>> start Data entries

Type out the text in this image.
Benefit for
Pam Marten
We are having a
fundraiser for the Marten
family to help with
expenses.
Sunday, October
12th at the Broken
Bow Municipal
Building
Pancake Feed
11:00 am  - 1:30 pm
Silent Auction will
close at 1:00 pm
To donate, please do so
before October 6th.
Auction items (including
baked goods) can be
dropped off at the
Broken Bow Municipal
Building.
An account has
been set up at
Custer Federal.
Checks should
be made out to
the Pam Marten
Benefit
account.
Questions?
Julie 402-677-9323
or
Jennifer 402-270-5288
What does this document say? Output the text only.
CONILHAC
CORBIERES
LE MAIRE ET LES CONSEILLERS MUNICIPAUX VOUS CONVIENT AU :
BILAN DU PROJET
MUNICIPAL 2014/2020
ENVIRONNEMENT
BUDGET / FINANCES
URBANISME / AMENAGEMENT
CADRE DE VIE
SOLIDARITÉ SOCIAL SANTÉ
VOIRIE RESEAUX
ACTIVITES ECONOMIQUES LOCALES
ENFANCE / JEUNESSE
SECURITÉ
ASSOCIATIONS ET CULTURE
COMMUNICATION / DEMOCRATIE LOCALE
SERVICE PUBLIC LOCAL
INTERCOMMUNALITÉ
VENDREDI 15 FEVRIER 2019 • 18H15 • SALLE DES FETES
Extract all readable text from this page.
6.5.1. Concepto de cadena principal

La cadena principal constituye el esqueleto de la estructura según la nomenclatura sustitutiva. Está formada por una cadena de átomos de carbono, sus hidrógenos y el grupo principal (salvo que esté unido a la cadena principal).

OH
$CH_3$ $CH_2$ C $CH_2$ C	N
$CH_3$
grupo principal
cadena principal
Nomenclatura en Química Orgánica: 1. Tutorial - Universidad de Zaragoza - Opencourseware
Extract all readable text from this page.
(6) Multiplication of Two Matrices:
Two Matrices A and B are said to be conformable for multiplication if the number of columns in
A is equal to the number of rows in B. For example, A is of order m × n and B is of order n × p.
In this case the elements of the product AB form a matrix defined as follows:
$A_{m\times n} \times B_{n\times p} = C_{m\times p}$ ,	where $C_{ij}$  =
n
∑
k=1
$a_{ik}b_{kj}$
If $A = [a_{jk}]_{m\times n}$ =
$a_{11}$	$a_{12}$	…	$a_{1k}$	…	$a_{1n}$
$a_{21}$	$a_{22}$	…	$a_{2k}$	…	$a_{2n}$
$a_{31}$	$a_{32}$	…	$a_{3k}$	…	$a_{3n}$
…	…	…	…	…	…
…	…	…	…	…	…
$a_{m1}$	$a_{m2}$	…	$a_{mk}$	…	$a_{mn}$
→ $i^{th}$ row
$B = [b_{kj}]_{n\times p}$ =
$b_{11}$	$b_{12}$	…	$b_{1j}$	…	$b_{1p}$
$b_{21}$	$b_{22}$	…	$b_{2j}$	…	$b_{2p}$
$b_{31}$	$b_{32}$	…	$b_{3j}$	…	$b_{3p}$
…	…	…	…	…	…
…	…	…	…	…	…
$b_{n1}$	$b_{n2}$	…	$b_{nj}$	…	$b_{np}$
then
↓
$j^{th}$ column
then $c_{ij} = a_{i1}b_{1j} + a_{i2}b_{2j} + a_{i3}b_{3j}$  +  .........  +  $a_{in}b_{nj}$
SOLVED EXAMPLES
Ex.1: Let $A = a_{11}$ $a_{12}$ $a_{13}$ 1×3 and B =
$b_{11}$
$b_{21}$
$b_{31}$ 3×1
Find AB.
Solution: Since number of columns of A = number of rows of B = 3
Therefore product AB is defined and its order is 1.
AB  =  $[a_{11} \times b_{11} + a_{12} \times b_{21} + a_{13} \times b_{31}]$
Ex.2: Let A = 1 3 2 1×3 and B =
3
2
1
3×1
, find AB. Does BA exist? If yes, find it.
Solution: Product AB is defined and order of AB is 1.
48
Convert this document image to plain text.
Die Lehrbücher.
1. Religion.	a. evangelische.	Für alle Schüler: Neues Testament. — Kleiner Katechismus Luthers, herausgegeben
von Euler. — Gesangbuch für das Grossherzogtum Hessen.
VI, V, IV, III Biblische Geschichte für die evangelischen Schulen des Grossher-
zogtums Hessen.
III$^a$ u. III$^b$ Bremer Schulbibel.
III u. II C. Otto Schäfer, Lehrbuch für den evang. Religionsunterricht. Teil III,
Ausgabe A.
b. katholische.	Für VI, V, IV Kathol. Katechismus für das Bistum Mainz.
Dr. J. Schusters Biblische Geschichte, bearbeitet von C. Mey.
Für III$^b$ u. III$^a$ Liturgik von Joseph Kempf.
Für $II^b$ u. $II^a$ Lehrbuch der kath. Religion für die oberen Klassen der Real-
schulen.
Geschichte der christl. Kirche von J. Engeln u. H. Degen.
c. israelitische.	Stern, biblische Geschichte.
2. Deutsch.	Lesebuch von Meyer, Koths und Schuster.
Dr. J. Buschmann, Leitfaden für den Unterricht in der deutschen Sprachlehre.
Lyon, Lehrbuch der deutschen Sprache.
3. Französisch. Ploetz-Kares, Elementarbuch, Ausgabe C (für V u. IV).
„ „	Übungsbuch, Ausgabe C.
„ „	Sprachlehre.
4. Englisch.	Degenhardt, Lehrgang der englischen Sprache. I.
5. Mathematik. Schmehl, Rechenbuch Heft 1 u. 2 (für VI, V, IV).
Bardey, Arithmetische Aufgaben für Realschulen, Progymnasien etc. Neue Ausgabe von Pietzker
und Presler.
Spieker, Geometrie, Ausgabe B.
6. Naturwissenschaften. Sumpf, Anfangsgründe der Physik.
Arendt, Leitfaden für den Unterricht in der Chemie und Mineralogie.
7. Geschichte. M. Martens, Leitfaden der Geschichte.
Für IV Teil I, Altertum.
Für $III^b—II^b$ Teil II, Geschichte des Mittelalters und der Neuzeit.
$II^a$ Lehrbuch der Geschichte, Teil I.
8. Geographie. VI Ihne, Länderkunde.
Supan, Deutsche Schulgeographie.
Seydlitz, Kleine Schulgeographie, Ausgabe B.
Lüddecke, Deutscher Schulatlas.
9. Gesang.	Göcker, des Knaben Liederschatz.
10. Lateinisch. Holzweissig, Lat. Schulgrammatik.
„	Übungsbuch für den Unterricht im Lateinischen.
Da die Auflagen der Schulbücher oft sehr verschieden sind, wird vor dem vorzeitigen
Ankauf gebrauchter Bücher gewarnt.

>> end Data entries

■ Instructions for the task ■
From the entries above, copy every line where the word "columns" shows up.

■ Answer for the task ■
Two Matrices A and B are said to be conformable for multiplication if the number of columns in
Solution: Since number of columns of A = number of rows of B = 3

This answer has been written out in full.